RECORDS FOR PROCESSING:
[Start]

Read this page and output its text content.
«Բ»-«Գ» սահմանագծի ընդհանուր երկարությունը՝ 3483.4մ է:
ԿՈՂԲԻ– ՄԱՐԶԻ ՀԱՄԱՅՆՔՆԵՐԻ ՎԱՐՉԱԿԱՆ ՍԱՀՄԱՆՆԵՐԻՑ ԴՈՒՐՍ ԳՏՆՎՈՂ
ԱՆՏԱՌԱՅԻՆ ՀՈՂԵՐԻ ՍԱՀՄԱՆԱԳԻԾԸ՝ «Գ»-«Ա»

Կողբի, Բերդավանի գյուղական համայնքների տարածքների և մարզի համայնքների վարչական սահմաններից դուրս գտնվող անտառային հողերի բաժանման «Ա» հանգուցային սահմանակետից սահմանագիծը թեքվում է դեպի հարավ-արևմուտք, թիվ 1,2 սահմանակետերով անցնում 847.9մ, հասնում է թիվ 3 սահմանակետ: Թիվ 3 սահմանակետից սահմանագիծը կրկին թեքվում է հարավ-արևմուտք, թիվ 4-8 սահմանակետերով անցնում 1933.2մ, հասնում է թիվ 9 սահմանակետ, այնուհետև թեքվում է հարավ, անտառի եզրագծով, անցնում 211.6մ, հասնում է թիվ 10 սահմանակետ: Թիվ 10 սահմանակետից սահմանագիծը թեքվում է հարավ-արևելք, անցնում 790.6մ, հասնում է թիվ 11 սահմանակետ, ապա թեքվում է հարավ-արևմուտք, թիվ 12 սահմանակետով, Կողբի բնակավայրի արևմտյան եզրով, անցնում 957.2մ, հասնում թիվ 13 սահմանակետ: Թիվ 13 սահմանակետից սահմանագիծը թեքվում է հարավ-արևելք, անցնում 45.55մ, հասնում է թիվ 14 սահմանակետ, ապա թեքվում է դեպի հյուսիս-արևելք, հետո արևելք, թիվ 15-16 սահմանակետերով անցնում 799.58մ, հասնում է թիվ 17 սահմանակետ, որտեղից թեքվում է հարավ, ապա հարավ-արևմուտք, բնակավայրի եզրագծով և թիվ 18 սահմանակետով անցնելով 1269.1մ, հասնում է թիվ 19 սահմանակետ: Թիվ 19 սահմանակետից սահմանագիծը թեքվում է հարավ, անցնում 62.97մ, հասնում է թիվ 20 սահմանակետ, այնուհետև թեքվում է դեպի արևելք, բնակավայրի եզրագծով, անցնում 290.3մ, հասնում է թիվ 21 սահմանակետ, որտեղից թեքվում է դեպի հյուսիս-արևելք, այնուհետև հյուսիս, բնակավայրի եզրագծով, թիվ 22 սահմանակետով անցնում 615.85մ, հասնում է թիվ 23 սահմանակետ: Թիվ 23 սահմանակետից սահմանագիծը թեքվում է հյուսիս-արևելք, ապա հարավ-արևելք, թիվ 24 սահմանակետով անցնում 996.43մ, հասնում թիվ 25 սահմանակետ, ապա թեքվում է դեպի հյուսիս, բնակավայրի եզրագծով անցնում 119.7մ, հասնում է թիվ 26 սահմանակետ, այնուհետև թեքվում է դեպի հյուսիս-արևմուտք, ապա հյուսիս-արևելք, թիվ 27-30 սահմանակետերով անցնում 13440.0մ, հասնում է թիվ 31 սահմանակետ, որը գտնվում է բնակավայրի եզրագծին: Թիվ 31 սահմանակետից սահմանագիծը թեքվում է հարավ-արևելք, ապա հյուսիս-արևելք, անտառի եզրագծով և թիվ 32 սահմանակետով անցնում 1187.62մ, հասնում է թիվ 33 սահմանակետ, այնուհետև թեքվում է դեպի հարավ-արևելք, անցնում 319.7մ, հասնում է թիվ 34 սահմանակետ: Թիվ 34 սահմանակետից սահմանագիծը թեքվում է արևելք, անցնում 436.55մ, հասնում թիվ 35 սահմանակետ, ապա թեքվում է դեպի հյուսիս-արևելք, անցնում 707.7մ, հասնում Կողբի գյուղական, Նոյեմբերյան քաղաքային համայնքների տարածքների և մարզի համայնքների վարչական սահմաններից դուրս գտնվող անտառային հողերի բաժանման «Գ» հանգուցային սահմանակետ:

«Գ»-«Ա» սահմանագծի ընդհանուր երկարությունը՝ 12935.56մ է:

[End]

Exactly as written, please output every entry.

SOLUTION TO THIS TASK:
Read this page and output its text content.
«Բ»-«Գ» սահմանագծի ընդհանուր երկարությունը՝ 3483.4մ է:
ԿՈՂԲԻ– ՄԱՐԶԻ ՀԱՄԱՅՆՔՆԵՐԻ ՎԱՐՉԱԿԱՆ ՍԱՀՄԱՆՆԵՐԻՑ ԴՈՒՐՍ ԳՏՆՎՈՂ
ԱՆՏԱՌԱՅԻՆ ՀՈՂԵՐԻ ՍԱՀՄԱՆԱԳԻԾԸ՝ «Գ»-«Ա»

Կողբի, Բերդավանի գյուղական համայնքների տարածքների և մարզի համայնքների վարչական սահմաններից դուրս գտնվող անտառային հողերի բաժանման «Ա» հանգուցային սահմանակետից սահմանագիծը թեքվում է դեպի հարավ-արևմուտք, թիվ 1,2 սահմանակետերով անցնում 847.9մ, հասնում է թիվ 3 սահմանակետ: Թիվ 3 սահմանակետից սահմանագիծը կրկին թեքվում է հարավ-արևմուտք, թիվ 4-8 սահմանակետերով անցնում 1933.2մ, հասնում է թիվ 9 սահմանակետ, այնուհետև թեքվում է հարավ, անտառի եզրագծով, անցնում 211.6մ, հասնում է թիվ 10 սահմանակետ: Թիվ 10 սահմանակետից սահմանագիծը թեքվում է հարավ-արևելք, անցնում 790.6մ, հասնում է թիվ 11 սահմանակետ, ապա թեքվում է հարավ-արևմուտք, թիվ 12 սահմանակետով, Կողբի բնակավայրի արևմտյան եզրով, անցնում 957.2մ, հասնում թիվ 13 սահմանակետ: Թիվ 13 սահմանակետից սահմանագիծը թեքվում է հարավ-արևելք, անցնում 45.55մ, հասնում է թիվ 14 սահմանակետ, ապա թեքվում է դեպի հյուսիս-արևելք, հետո արևելք, թիվ 15-16 սահմանակետերով անցնում 799.58մ, հասնում է թիվ 17 սահմանակետ, որտեղից թեքվում է հարավ, ապա հարավ-արևմուտք, բնակավայրի եզրագծով և թիվ 18 սահմանակետով անցնելով 1269.1մ, հասնում է թիվ 19 սահմանակետ: Թիվ 19 սահմանակետից սահմանագիծը թեքվում է հարավ, անցնում 62.97մ, հասնում է թիվ 20 սահմանակետ, այնուհետև թեքվում է դեպի արևելք, բնակավայրի եզրագծով, անցնում 290.3մ, հասնում է թիվ 21 սահմանակետ, որտեղից թեքվում է դեպի հյուսիս-արևելք, այնուհետև հյուսիս, բնակավայրի եզրագծով, թիվ 22 սահմանակետով անցնում 615.85մ, հասնում է թիվ 23 սահմանակետ: Թիվ 23 սահմանակետից սահմանագիծը թեքվում է հյուսիս-արևելք, ապա հարավ-արևելք, թիվ 24 սահմանակետով անցնում 996.43մ, հասնում թիվ 25 սահմանակետ, ապա թեքվում է դեպի հյուսիս, բնակավայրի եզրագծով անցնում 119.7մ, հասնում է թիվ 26 սահմանակետ, այնուհետև թեքվում է դեպի հյուսիս-արևմուտք, ապա հյուսիս-արևելք, թիվ 27-30 սահմանակետերով անցնում 13440.0մ, հասնում է թիվ 31 սահմանակետ, որը գտնվում է բնակավայրի եզրագծին: Թիվ 31 սահմանակետից սահմանագիծը թեքվում է հարավ-արևելք, ապա հյուսիս-արևելք, անտառի եզրագծով և թիվ 32 սահմանակետով անցնում 1187.62մ, հասնում է թիվ 33 սահմանակետ, այնուհետև թեքվում է դեպի հարավ-արևելք, անցնում 319.7մ, հասնում է թիվ 34 սահմանակետ: Թիվ 34 սահմանակետից սահմանագիծը թեքվում է արևելք, անցնում 436.55մ, հասնում թիվ 35 սահմանակետ, ապա թեքվում է դեպի հյուսիս-արևելք, անցնում 707.7մ, հասնում Կողբի գյուղական, Նոյեմբերյան քաղաքային համայնքների տարածքների և մարզի համայնքների վարչական սահմաններից դուրս գտնվող անտառային հողերի բաժանման «Գ» հանգուցային սահմանակետ:

«Գ»-«Ա» սահմանագծի ընդհանուր երկարությունը՝ 12935.56մ է:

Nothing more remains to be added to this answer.